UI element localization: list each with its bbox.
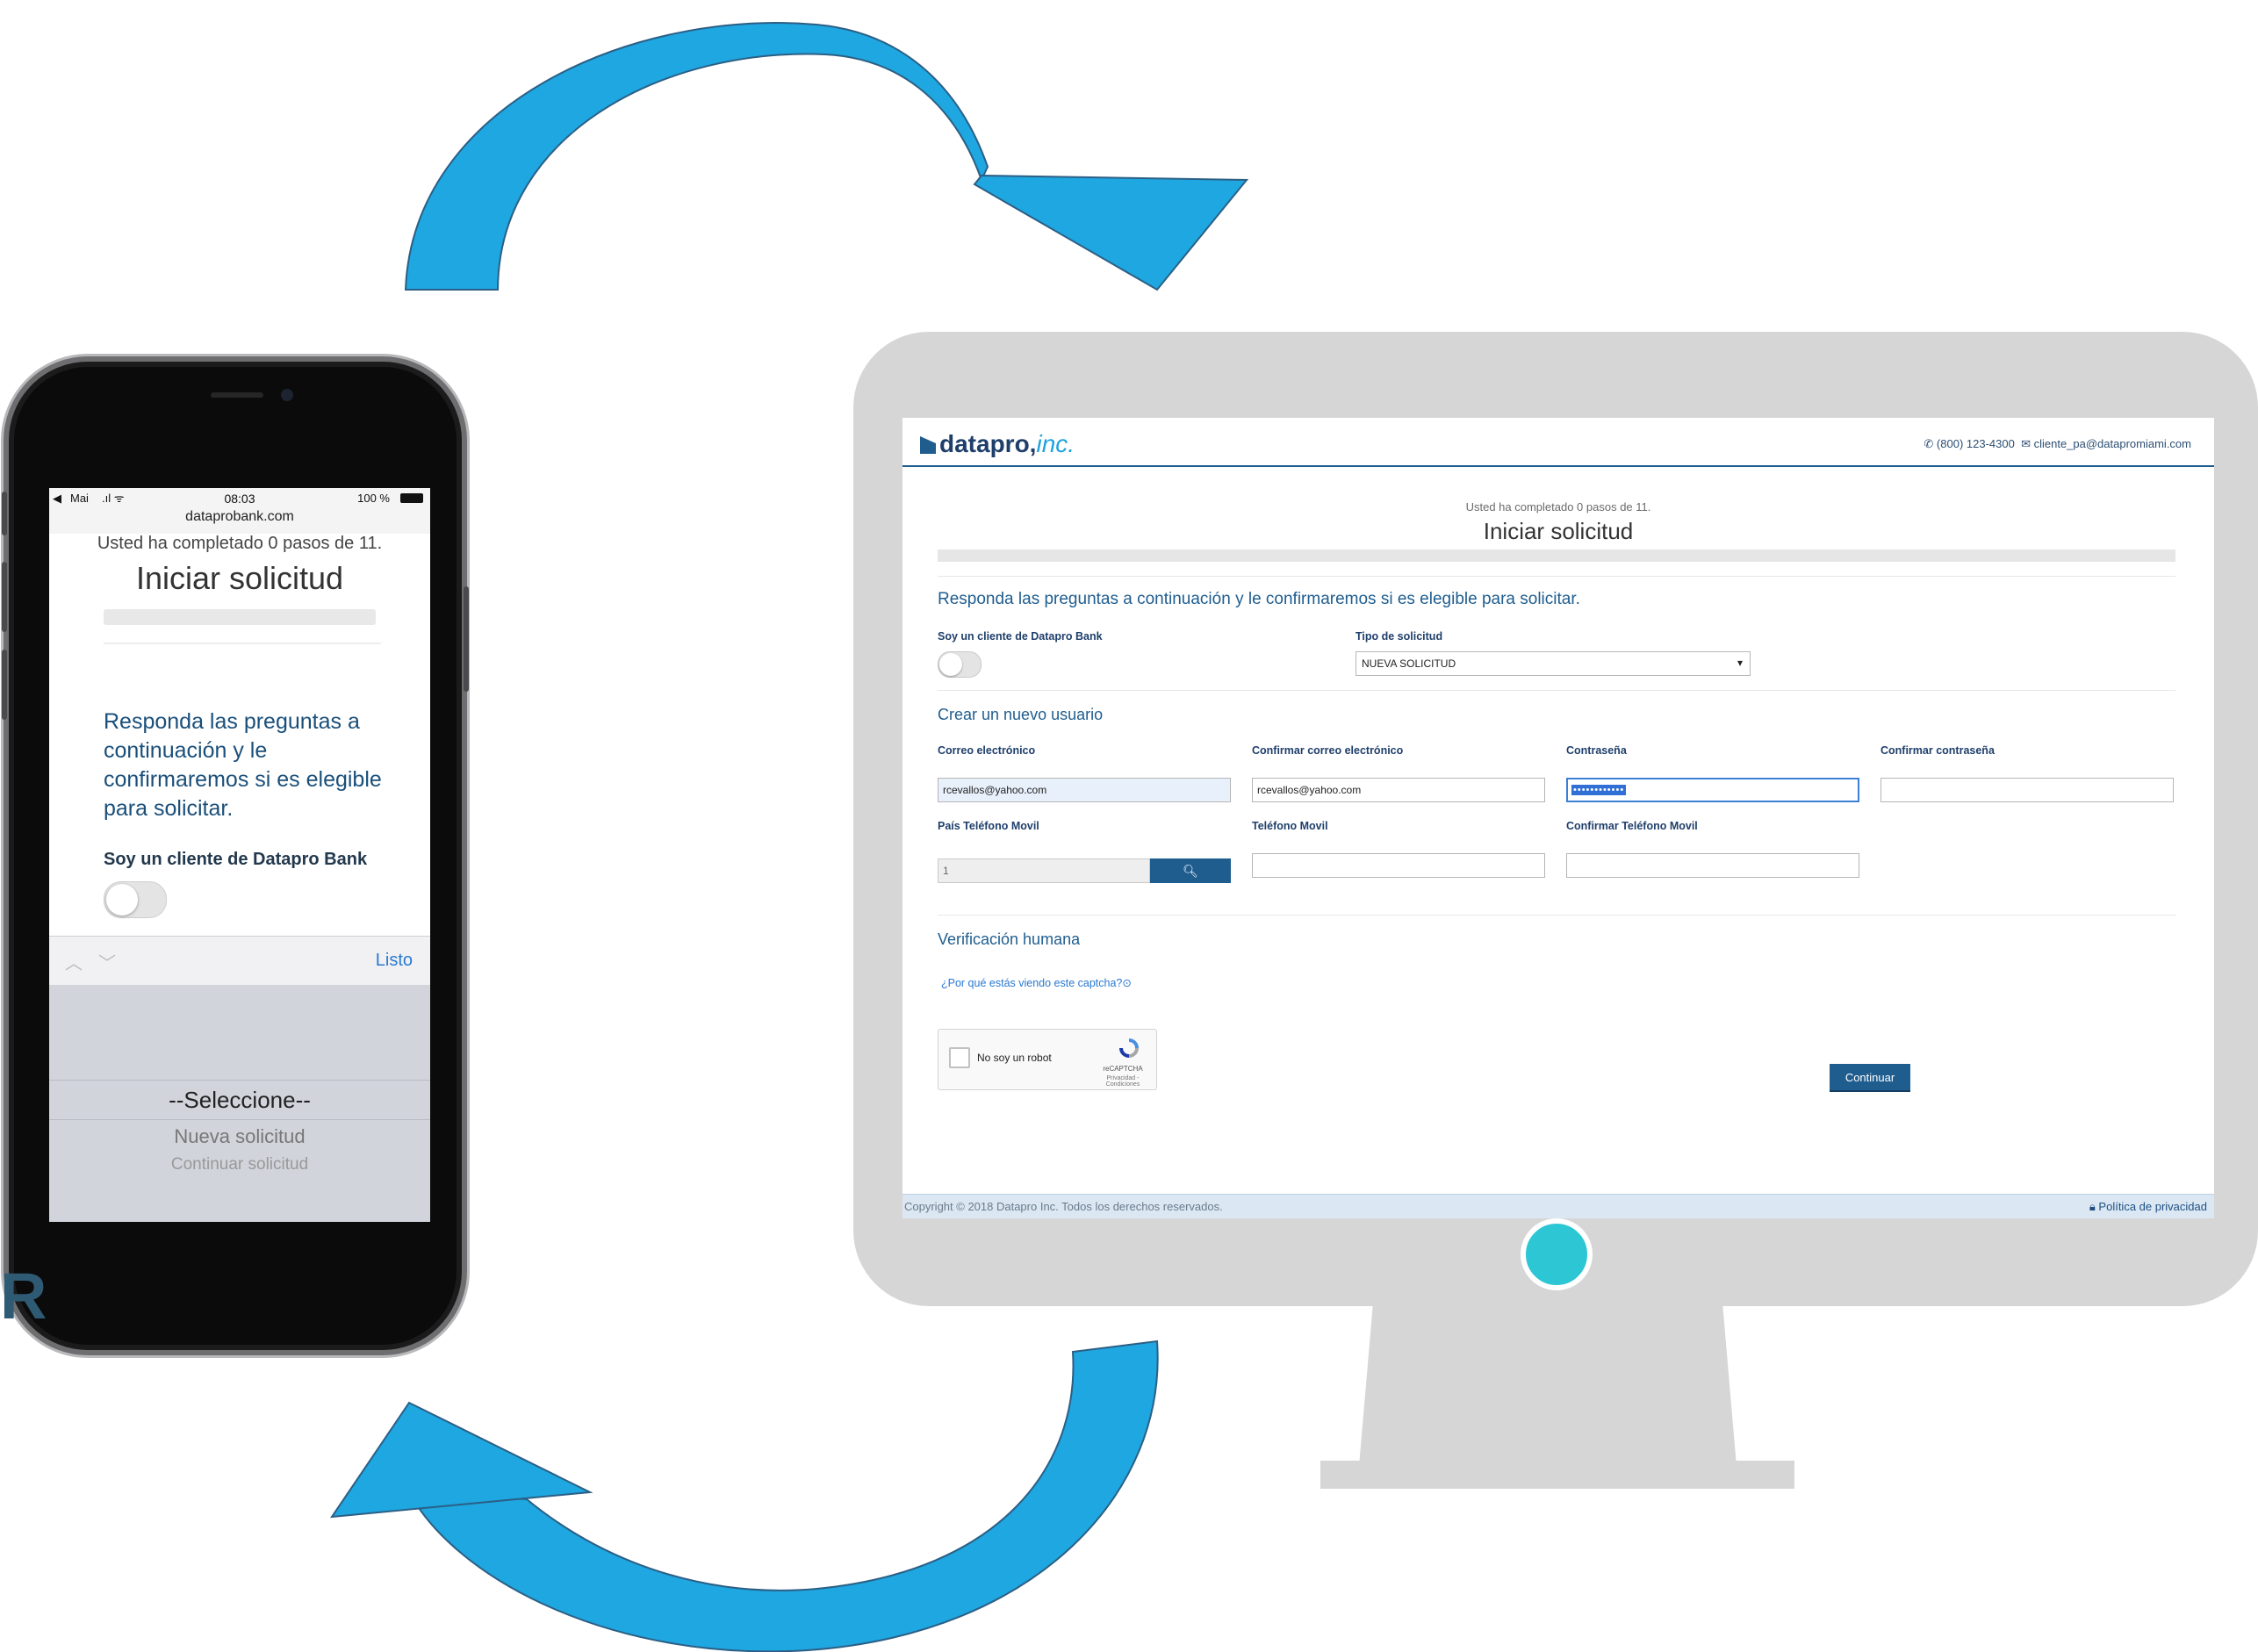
- mobile-steps-text: Usted ha completado 0 pasos de 11.: [97, 534, 383, 553]
- mobile-cliente-label: Soy un cliente de Datapro Bank: [104, 850, 368, 869]
- dropdown-caret-icon: ▾: [1737, 657, 1743, 669]
- picker-option[interactable]: Continuar solicitud: [49, 1155, 430, 1174]
- steps-text: Usted ha completado 0 pasos de 11.: [1465, 500, 1651, 514]
- why-captcha-text: ¿Por qué estás viendo este captcha?: [941, 977, 1123, 989]
- why-captcha-link[interactable]: ¿Por qué estás viendo este captcha?⊙: [941, 976, 1132, 989]
- telefono-confirm-field[interactable]: [1566, 853, 1859, 878]
- phone-icon: ✆: [1924, 437, 1934, 450]
- logo-name: datapro,: [939, 430, 1037, 457]
- stray-letter: R: [0, 1260, 47, 1332]
- phone-volume-down: [2, 650, 7, 720]
- logo-suffix: inc.: [1036, 430, 1075, 457]
- site-header: datapro,inc. ✆ (800) 123-4300 ✉ cliente_…: [902, 418, 2214, 467]
- search-button[interactable]: 🔍︎: [1150, 858, 1231, 883]
- monitor-base: [1320, 1461, 1794, 1489]
- contact-phone[interactable]: (800) 123-4300: [1937, 437, 2015, 450]
- phone-status-bar: ◀ Mai .ıl ᯤ 08:03 100 % dataprobank.com: [49, 488, 430, 534]
- lock-icon: 🔒︎: [2089, 1200, 2096, 1213]
- desktop-screen: datapro,inc. ✆ (800) 123-4300 ✉ cliente_…: [902, 418, 2214, 1218]
- monitor-stand: [1359, 1290, 1737, 1466]
- toggle-knob: [106, 884, 138, 916]
- picker-toolbar: ︿ ﹀ Listo: [49, 936, 430, 986]
- chevron-down-icon[interactable]: ﹀: [98, 949, 116, 974]
- privacy-text: Política de privacidad: [2098, 1200, 2207, 1213]
- phone-mute-switch: [2, 492, 7, 535]
- tipo-solicitud-select[interactable]: NUEVA SOLICITUD ▾: [1356, 651, 1751, 676]
- password-label: Contraseña: [1566, 744, 1627, 757]
- recaptcha-logo-icon: [1119, 1038, 1139, 1058]
- telefono-confirm-label: Confirmar Teléfono Movil: [1566, 820, 1698, 832]
- question-text: Responda las preguntas a continuación y …: [938, 590, 1580, 608]
- phone-power-button: [464, 586, 469, 692]
- picker-done-button[interactable]: Listo: [376, 951, 413, 971]
- email-confirm-field[interactable]: rcevallos@yahoo.com: [1252, 778, 1545, 802]
- page-title: Iniciar solicitud: [1483, 518, 1634, 544]
- section-crear-usuario: Crear un nuevo usuario: [938, 706, 1104, 723]
- toggle-knob: [939, 653, 962, 676]
- password-field[interactable]: ••••••••••••: [1566, 778, 1859, 802]
- continue-button[interactable]: Continuar: [1830, 1064, 1910, 1092]
- divider: [938, 576, 2175, 577]
- recaptcha-text: No soy un robot: [977, 1052, 1052, 1064]
- divider: [938, 915, 2175, 916]
- tipo-solicitud-label: Tipo de solicitud: [1356, 630, 1443, 643]
- mobile-cliente-toggle[interactable]: [104, 881, 167, 918]
- email-field[interactable]: rcevallos@yahoo.com: [938, 778, 1231, 802]
- recaptcha-widget: No soy un robot reCAPTCHA Privacidad - C…: [938, 1029, 1157, 1090]
- datapro-logo[interactable]: datapro,inc.: [920, 430, 1075, 458]
- chevron-circle-icon: ⊙: [1122, 977, 1132, 989]
- mobile-page-title: Iniciar solicitud: [135, 560, 344, 596]
- privacy-link[interactable]: 🔒︎ Política de privacidad: [2089, 1200, 2207, 1214]
- telefono-field[interactable]: [1252, 853, 1545, 878]
- telefono-label: Teléfono Movil: [1252, 820, 1328, 832]
- email-confirm-label: Confirmar correo electrónico: [1252, 744, 1404, 757]
- recaptcha-terms[interactable]: Privacidad - Condiciones: [1097, 1075, 1149, 1088]
- logo-mark-icon: [920, 436, 936, 454]
- picker-option-selected[interactable]: --Seleccione--: [49, 1087, 430, 1114]
- site-footer: Copyright © 2018 Datapro Inc. Todos los …: [902, 1194, 2214, 1218]
- password-value: ••••••••••••: [1571, 785, 1627, 795]
- address-bar[interactable]: dataprobank.com: [49, 509, 430, 525]
- battery-icon: [400, 493, 423, 503]
- mobile-picker-area: ︿ ﹀ Listo --Seleccione-- Nueva solicitud…: [49, 936, 430, 1222]
- cliente-label: Soy un cliente de Datapro Bank: [938, 630, 1103, 643]
- contact-info: ✆ (800) 123-4300 ✉ cliente_pa@datapromia…: [1924, 437, 2191, 451]
- phone-speaker: [211, 392, 263, 398]
- mobile-question-text: Responda las preguntas a continuación y …: [104, 709, 382, 821]
- search-icon: 🔍︎: [1183, 864, 1198, 878]
- battery-label: 100 %: [357, 492, 390, 505]
- mail-icon: ✉: [2021, 437, 2031, 450]
- phone-volume-up: [2, 562, 7, 632]
- top-arrow: [404, 22, 1249, 291]
- bottom-arrow: [329, 1340, 1159, 1652]
- tipo-solicitud-value: NUEVA SOLICITUD: [1362, 657, 1456, 670]
- contact-email[interactable]: cliente_pa@datapromiami.com: [2034, 437, 2191, 450]
- chevron-up-icon[interactable]: ︿: [65, 949, 83, 974]
- password-confirm-label: Confirmar contraseña: [1880, 744, 1995, 757]
- monitor-power-button: [1521, 1218, 1593, 1290]
- mobile-divider: [104, 643, 381, 644]
- pais-telefono-field[interactable]: 1: [938, 858, 1150, 883]
- cliente-toggle[interactable]: [938, 651, 982, 678]
- phone-camera: [281, 389, 293, 401]
- section-verificacion: Verificación humana: [938, 930, 1081, 948]
- email-label: Correo electrónico: [938, 744, 1036, 757]
- progress-bar: [938, 549, 2175, 562]
- pais-telefono-label: País Teléfono Movil: [938, 820, 1039, 832]
- divider: [938, 690, 2175, 691]
- recaptcha-brand: reCAPTCHA: [1103, 1065, 1143, 1073]
- mobile-progress-bar: [104, 609, 376, 625]
- password-confirm-field[interactable]: [1880, 778, 2174, 802]
- recaptcha-checkbox[interactable]: [949, 1047, 970, 1068]
- picker-wheel[interactable]: --Seleccione-- Nueva solicitud Continuar…: [49, 985, 430, 1222]
- copyright-text: Copyright © 2018 Datapro Inc. Todos los …: [904, 1200, 1223, 1213]
- picker-option[interactable]: Nueva solicitud: [49, 1125, 430, 1148]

━━━━━━

_TO BE DONE_
Swap every "picker-option" for "wheel-option" in all the entries above and give the lines again with everything else unchanged. Omit the pictures.

_RESPONSE TO THE TASK_
UI element localization: list each with its bbox.
- mobile-steps-text: Usted ha completado 0 pasos de 11.: [97, 534, 383, 553]
- mobile-cliente-label: Soy un cliente de Datapro Bank: [104, 850, 368, 869]
- dropdown-caret-icon: ▾: [1737, 657, 1743, 669]
- wheel-option[interactable]: Continuar solicitud: [49, 1155, 430, 1174]
- steps-text: Usted ha completado 0 pasos de 11.: [1465, 500, 1651, 514]
- why-captcha-text: ¿Por qué estás viendo este captcha?: [941, 977, 1123, 989]
- why-captcha-link[interactable]: ¿Por qué estás viendo este captcha?⊙: [941, 976, 1132, 989]
- telefono-confirm-field[interactable]: [1566, 853, 1859, 878]
- phone-icon: ✆: [1924, 437, 1934, 450]
- logo-name: datapro,: [939, 430, 1037, 457]
- stray-letter: R: [0, 1260, 47, 1332]
- phone-volume-down: [2, 650, 7, 720]
- logo-suffix: inc.: [1036, 430, 1075, 457]
- site-header: datapro,inc. ✆ (800) 123-4300 ✉ cliente_…: [902, 418, 2214, 467]
- search-button[interactable]: 🔍︎: [1150, 858, 1231, 883]
- monitor-base: [1320, 1461, 1794, 1489]
- contact-phone[interactable]: (800) 123-4300: [1937, 437, 2015, 450]
- phone-status-bar: ◀ Mai .ıl ᯤ 08:03 100 % dataprobank.com: [49, 488, 430, 534]
- lock-icon: 🔒︎: [2089, 1200, 2096, 1213]
- desktop-screen: datapro,inc. ✆ (800) 123-4300 ✉ cliente_…: [902, 418, 2214, 1218]
- monitor-stand: [1359, 1290, 1737, 1466]
- toggle-knob: [106, 884, 138, 916]
- picker-toolbar: ︿ ﹀ Listo: [49, 936, 430, 986]
- chevron-down-icon[interactable]: ﹀: [98, 949, 116, 974]
- privacy-text: Política de privacidad: [2098, 1200, 2207, 1213]
- phone-mute-switch: [2, 492, 7, 535]
- tipo-solicitud-select[interactable]: NUEVA SOLICITUD ▾: [1356, 651, 1751, 676]
- password-label: Contraseña: [1566, 744, 1627, 757]
- recaptcha-logo-icon: [1119, 1038, 1139, 1058]
- telefono-confirm-label: Confirmar Teléfono Movil: [1566, 820, 1698, 832]
- question-text: Responda las preguntas a continuación y …: [938, 590, 1580, 608]
- phone-power-button: [464, 586, 469, 692]
- picker-done-button[interactable]: Listo: [376, 951, 413, 971]
- email-confirm-field[interactable]: rcevallos@yahoo.com: [1252, 778, 1545, 802]
- page-title: Iniciar solicitud: [1483, 518, 1634, 544]
- section-crear-usuario: Crear un nuevo usuario: [938, 706, 1104, 723]
- toggle-knob: [939, 653, 962, 676]
- password-field[interactable]: ••••••••••••: [1566, 778, 1859, 802]
- continue-button[interactable]: Continuar: [1830, 1064, 1910, 1092]
- divider: [938, 576, 2175, 577]
- recaptcha-text: No soy un robot: [977, 1052, 1052, 1064]
- divider: [938, 915, 2175, 916]
- tipo-solicitud-label: Tipo de solicitud: [1356, 630, 1443, 643]
- mobile-cliente-toggle[interactable]: [104, 881, 167, 918]
- email-field[interactable]: rcevallos@yahoo.com: [938, 778, 1231, 802]
- recaptcha-widget: No soy un robot reCAPTCHA Privacidad - C…: [938, 1029, 1157, 1090]
- datapro-logo[interactable]: datapro,inc.: [920, 430, 1075, 458]
- chevron-circle-icon: ⊙: [1122, 977, 1132, 989]
- mobile-page-title: Iniciar solicitud: [135, 560, 344, 596]
- privacy-link[interactable]: 🔒︎ Política de privacidad: [2089, 1200, 2207, 1214]
- telefono-field[interactable]: [1252, 853, 1545, 878]
- telefono-label: Teléfono Movil: [1252, 820, 1328, 832]
- email-confirm-label: Confirmar correo electrónico: [1252, 744, 1404, 757]
- recaptcha-terms[interactable]: Privacidad - Condiciones: [1097, 1075, 1149, 1088]
- logo-mark-icon: [920, 436, 936, 454]
- wheel-option-selected[interactable]: --Seleccione--: [49, 1087, 430, 1114]
- site-footer: Copyright © 2018 Datapro Inc. Todos los …: [902, 1194, 2214, 1218]
- password-value: ••••••••••••: [1571, 785, 1627, 795]
- address-bar[interactable]: dataprobank.com: [49, 509, 430, 525]
- battery-icon: [400, 493, 423, 503]
- mobile-picker-area: ︿ ﹀ Listo --Seleccione-- Nueva solicitud…: [49, 936, 430, 1222]
- cliente-label: Soy un cliente de Datapro Bank: [938, 630, 1103, 643]
- contact-info: ✆ (800) 123-4300 ✉ cliente_pa@datapromia…: [1924, 437, 2191, 451]
- phone-speaker: [211, 392, 263, 398]
- mobile-question-text: Responda las preguntas a continuación y …: [104, 709, 382, 821]
- search-icon: 🔍︎: [1183, 864, 1198, 878]
- battery-label: 100 %: [357, 492, 390, 505]
- mail-icon: ✉: [2021, 437, 2031, 450]
- phone-volume-up: [2, 562, 7, 632]
- top-arrow: [404, 22, 1249, 291]
- bottom-arrow: [329, 1340, 1159, 1652]
- tipo-solicitud-value: NUEVA SOLICITUD: [1362, 657, 1456, 670]
- contact-email[interactable]: cliente_pa@datapromiami.com: [2034, 437, 2191, 450]
- chevron-up-icon[interactable]: ︿: [65, 949, 83, 974]
- password-confirm-label: Confirmar contraseña: [1880, 744, 1995, 757]
- monitor-power-button: [1521, 1218, 1593, 1290]
- mobile-divider: [104, 643, 381, 644]
- pais-telefono-field[interactable]: 1: [938, 858, 1150, 883]
- cliente-toggle[interactable]: [938, 651, 982, 678]
- phone-camera: [281, 389, 293, 401]
- section-verificacion: Verificación humana: [938, 930, 1081, 948]
- email-label: Correo electrónico: [938, 744, 1036, 757]
- progress-bar: [938, 549, 2175, 562]
- pais-telefono-label: País Teléfono Movil: [938, 820, 1039, 832]
- divider: [938, 690, 2175, 691]
- recaptcha-brand: reCAPTCHA: [1103, 1065, 1143, 1073]
- mobile-progress-bar: [104, 609, 376, 625]
- password-confirm-field[interactable]: [1880, 778, 2174, 802]
- recaptcha-checkbox[interactable]: [949, 1047, 970, 1068]
- picker-wheel[interactable]: --Seleccione-- Nueva solicitud Continuar…: [49, 985, 430, 1222]
- copyright-text: Copyright © 2018 Datapro Inc. Todos los …: [904, 1200, 1223, 1213]
- wheel-option[interactable]: Nueva solicitud: [49, 1125, 430, 1148]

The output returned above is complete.